++++ Input ++++
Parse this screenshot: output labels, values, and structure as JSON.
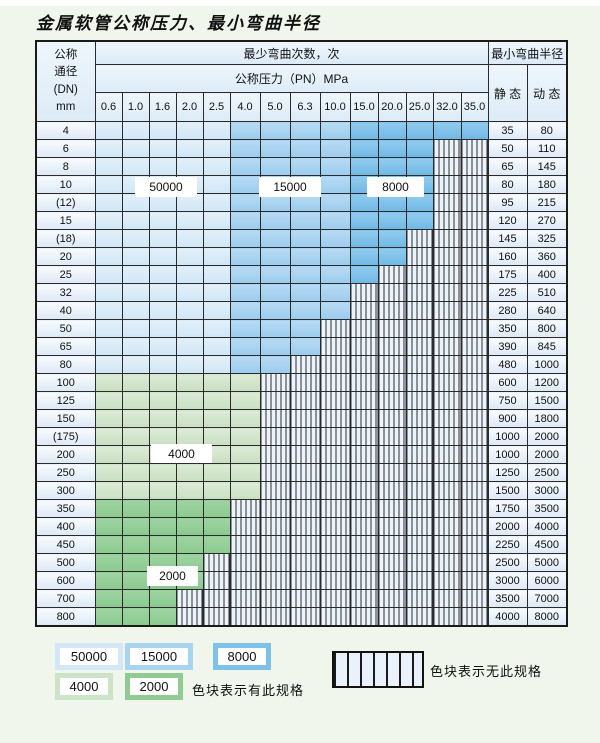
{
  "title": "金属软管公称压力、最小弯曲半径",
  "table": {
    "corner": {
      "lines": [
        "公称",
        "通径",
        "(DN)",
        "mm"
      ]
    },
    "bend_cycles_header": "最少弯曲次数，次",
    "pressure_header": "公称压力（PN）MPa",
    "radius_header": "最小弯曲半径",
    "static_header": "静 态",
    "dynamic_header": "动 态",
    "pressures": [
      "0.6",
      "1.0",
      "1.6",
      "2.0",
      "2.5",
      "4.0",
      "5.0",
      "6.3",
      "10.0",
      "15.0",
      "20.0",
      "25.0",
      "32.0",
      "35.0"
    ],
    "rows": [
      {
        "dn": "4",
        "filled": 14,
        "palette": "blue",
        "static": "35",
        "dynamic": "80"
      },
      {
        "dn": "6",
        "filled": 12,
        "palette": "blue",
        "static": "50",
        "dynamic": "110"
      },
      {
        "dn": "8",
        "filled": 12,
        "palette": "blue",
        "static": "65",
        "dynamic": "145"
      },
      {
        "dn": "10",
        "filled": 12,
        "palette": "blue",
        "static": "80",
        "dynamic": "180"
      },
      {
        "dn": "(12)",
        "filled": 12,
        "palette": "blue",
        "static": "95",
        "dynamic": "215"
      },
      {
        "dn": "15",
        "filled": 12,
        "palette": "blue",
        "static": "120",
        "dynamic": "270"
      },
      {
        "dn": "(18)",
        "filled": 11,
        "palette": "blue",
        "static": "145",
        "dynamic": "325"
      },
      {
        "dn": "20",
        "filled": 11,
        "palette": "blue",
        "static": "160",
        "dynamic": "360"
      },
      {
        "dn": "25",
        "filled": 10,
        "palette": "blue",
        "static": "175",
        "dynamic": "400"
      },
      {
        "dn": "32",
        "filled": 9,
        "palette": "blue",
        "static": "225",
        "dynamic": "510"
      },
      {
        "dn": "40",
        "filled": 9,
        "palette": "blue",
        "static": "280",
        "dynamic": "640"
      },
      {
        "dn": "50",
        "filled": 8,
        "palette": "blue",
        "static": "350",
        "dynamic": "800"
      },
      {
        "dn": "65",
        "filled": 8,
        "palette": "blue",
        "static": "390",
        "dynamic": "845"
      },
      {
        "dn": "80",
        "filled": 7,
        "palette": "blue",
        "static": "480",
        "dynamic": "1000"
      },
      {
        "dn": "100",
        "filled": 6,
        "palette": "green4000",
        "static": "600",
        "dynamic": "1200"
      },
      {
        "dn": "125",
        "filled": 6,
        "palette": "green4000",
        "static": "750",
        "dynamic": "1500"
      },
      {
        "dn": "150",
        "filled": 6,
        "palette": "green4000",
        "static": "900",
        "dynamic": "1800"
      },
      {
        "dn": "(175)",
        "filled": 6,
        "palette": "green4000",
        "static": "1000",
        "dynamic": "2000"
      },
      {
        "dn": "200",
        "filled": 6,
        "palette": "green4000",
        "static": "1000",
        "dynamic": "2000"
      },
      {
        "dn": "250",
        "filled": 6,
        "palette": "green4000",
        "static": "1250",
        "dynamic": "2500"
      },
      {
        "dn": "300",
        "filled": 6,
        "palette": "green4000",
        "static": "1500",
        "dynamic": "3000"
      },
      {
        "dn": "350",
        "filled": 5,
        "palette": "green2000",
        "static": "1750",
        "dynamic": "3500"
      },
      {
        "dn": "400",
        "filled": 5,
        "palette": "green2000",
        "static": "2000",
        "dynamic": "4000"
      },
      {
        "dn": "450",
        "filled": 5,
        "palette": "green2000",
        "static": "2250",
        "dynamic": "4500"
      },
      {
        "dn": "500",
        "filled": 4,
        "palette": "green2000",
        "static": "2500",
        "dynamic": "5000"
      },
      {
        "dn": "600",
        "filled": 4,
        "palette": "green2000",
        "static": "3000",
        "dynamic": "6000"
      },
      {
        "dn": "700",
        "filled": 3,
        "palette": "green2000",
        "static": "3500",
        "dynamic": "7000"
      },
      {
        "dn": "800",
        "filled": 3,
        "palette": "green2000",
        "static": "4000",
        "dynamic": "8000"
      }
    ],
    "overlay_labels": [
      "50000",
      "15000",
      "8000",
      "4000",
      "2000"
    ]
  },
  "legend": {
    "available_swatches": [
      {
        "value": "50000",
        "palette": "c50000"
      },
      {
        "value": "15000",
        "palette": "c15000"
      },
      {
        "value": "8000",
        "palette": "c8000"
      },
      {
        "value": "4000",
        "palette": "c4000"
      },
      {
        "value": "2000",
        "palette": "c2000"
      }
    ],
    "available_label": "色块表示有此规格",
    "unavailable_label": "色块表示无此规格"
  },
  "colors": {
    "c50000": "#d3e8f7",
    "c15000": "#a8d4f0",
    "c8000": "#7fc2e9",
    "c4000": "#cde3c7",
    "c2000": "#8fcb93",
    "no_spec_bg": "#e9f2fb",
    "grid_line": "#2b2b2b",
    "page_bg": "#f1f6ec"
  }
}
++++
++++ Input ++++
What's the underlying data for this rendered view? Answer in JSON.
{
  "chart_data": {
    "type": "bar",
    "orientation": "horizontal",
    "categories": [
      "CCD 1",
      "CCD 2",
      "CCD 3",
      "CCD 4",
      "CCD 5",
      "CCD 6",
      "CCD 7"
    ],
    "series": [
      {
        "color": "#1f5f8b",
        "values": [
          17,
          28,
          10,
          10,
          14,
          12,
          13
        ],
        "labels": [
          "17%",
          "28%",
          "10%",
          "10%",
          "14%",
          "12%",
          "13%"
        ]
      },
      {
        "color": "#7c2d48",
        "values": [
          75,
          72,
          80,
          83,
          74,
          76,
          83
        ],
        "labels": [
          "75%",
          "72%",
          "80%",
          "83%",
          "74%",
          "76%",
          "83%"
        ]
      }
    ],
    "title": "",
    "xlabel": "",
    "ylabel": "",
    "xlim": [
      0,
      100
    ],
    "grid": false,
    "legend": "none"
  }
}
++++
• _To be done_
Report only a number: how many lines in the material above contain the string "this".

• _The result_
2